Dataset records
★ ★ ★ ★ ★ ★ ★

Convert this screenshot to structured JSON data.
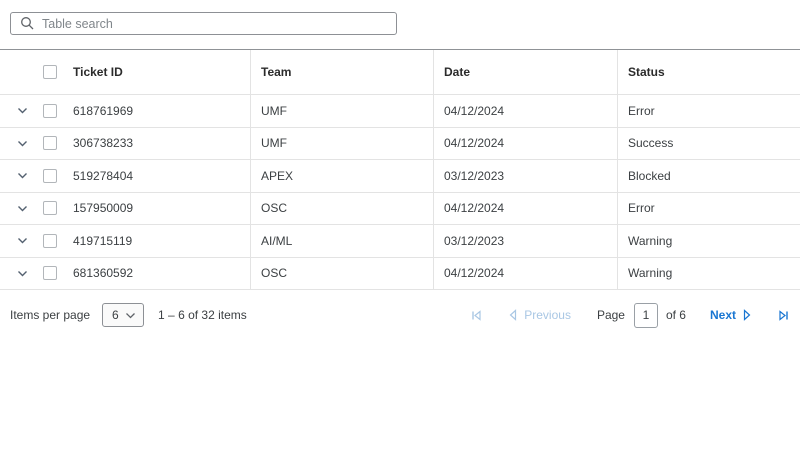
{
  "search": {
    "placeholder": "Table search"
  },
  "table": {
    "columns": [
      "Ticket ID",
      "Team",
      "Date",
      "Status"
    ],
    "rows": [
      {
        "ticket_id": "618761969",
        "team": "UMF",
        "date": "04/12/2024",
        "status": "Error"
      },
      {
        "ticket_id": "306738233",
        "team": "UMF",
        "date": "04/12/2024",
        "status": "Success"
      },
      {
        "ticket_id": "519278404",
        "team": "APEX",
        "date": "03/12/2023",
        "status": "Blocked"
      },
      {
        "ticket_id": "157950009",
        "team": "OSC",
        "date": "04/12/2024",
        "status": "Error"
      },
      {
        "ticket_id": "419715119",
        "team": "AI/ML",
        "date": "03/12/2023",
        "status": "Warning"
      },
      {
        "ticket_id": "681360592",
        "team": "OSC",
        "date": "04/12/2024",
        "status": "Warning"
      }
    ]
  },
  "pagination": {
    "items_per_page_label": "Items per page",
    "items_per_page_value": "6",
    "range_text": "1 – 6 of 32 items",
    "previous_label": "Previous",
    "page_label": "Page",
    "page_value": "1",
    "of_label": "of 6",
    "next_label": "Next"
  },
  "colors": {
    "accent_blue": "#1976d2",
    "disabled_blue": "#a9c7e4",
    "border_dark": "#8f9296",
    "border_light": "#e3e3e3",
    "text_primary": "#3c4043"
  }
}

★ ★ ★ ★ ★ ★ ★

Restate the entire listing word for word, excluding pictures.

Full answer:
Convert this screenshot to structured JSON data.
{
  "search": {
    "placeholder": "Table search"
  },
  "table": {
    "columns": [
      "Ticket ID",
      "Team",
      "Date",
      "Status"
    ],
    "rows": [
      {
        "ticket_id": "618761969",
        "team": "UMF",
        "date": "04/12/2024",
        "status": "Error"
      },
      {
        "ticket_id": "306738233",
        "team": "UMF",
        "date": "04/12/2024",
        "status": "Success"
      },
      {
        "ticket_id": "519278404",
        "team": "APEX",
        "date": "03/12/2023",
        "status": "Blocked"
      },
      {
        "ticket_id": "157950009",
        "team": "OSC",
        "date": "04/12/2024",
        "status": "Error"
      },
      {
        "ticket_id": "419715119",
        "team": "AI/ML",
        "date": "03/12/2023",
        "status": "Warning"
      },
      {
        "ticket_id": "681360592",
        "team": "OSC",
        "date": "04/12/2024",
        "status": "Warning"
      }
    ]
  },
  "pagination": {
    "items_per_page_label": "Items per page",
    "items_per_page_value": "6",
    "range_text": "1 – 6 of 32 items",
    "previous_label": "Previous",
    "page_label": "Page",
    "page_value": "1",
    "of_label": "of 6",
    "next_label": "Next"
  },
  "colors": {
    "accent_blue": "#1976d2",
    "disabled_blue": "#a9c7e4",
    "border_dark": "#8f9296",
    "border_light": "#e3e3e3",
    "text_primary": "#3c4043"
  }
}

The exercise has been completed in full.